#### [What to do]
Repeat the entries below exactly as they appear, with no pictures.

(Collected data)
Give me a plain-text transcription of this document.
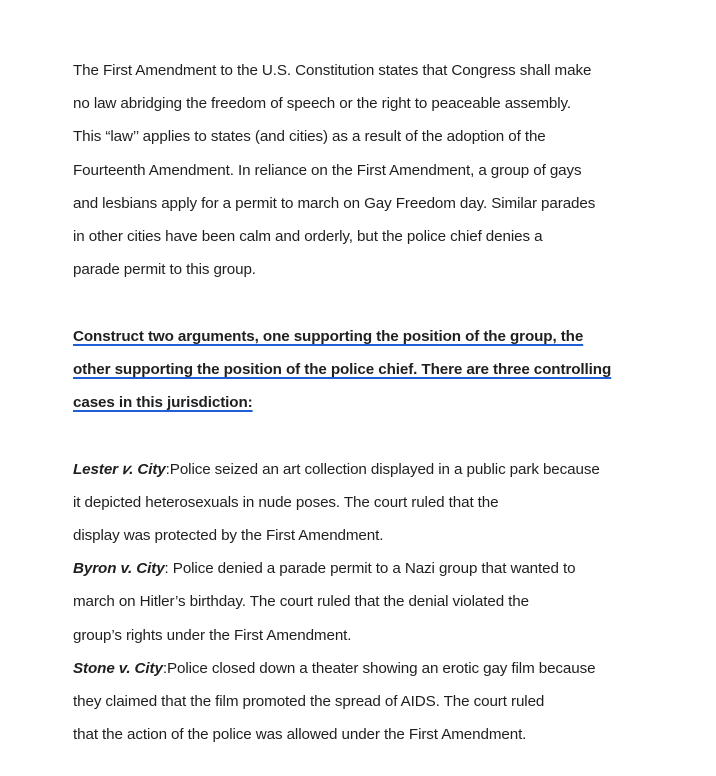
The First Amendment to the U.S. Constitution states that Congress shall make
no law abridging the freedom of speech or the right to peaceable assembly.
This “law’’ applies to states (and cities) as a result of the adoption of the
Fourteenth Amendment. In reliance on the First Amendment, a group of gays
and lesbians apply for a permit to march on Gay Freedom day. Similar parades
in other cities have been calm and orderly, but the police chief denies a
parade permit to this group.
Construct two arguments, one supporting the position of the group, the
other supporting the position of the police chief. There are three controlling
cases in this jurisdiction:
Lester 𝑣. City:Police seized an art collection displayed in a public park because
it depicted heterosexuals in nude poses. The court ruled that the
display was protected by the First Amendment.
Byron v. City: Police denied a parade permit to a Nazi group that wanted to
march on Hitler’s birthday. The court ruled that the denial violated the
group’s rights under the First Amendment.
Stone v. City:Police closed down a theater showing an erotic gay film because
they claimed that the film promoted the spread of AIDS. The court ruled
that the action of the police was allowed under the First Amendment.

#### [Output below]
Give me a plain-text transcription of this document.
The First Amendment to the U.S. Constitution states that Congress shall make
no law abridging the freedom of speech or the right to peaceable assembly.
This “law’’ applies to states (and cities) as a result of the adoption of the
Fourteenth Amendment. In reliance on the First Amendment, a group of gays
and lesbians apply for a permit to march on Gay Freedom day. Similar parades
in other cities have been calm and orderly, but the police chief denies a
parade permit to this group.
Construct two arguments, one supporting the position of the group, the
other supporting the position of the police chief. There are three controlling
cases in this jurisdiction:
Lester 𝑣. City:Police seized an art collection displayed in a public park because
it depicted heterosexuals in nude poses. The court ruled that the
display was protected by the First Amendment.
Byron v. City: Police denied a parade permit to a Nazi group that wanted to
march on Hitler’s birthday. The court ruled that the denial violated the
group’s rights under the First Amendment.
Stone v. City:Police closed down a theater showing an erotic gay film because
they claimed that the film promoted the spread of AIDS. The court ruled
that the action of the police was allowed under the First Amendment.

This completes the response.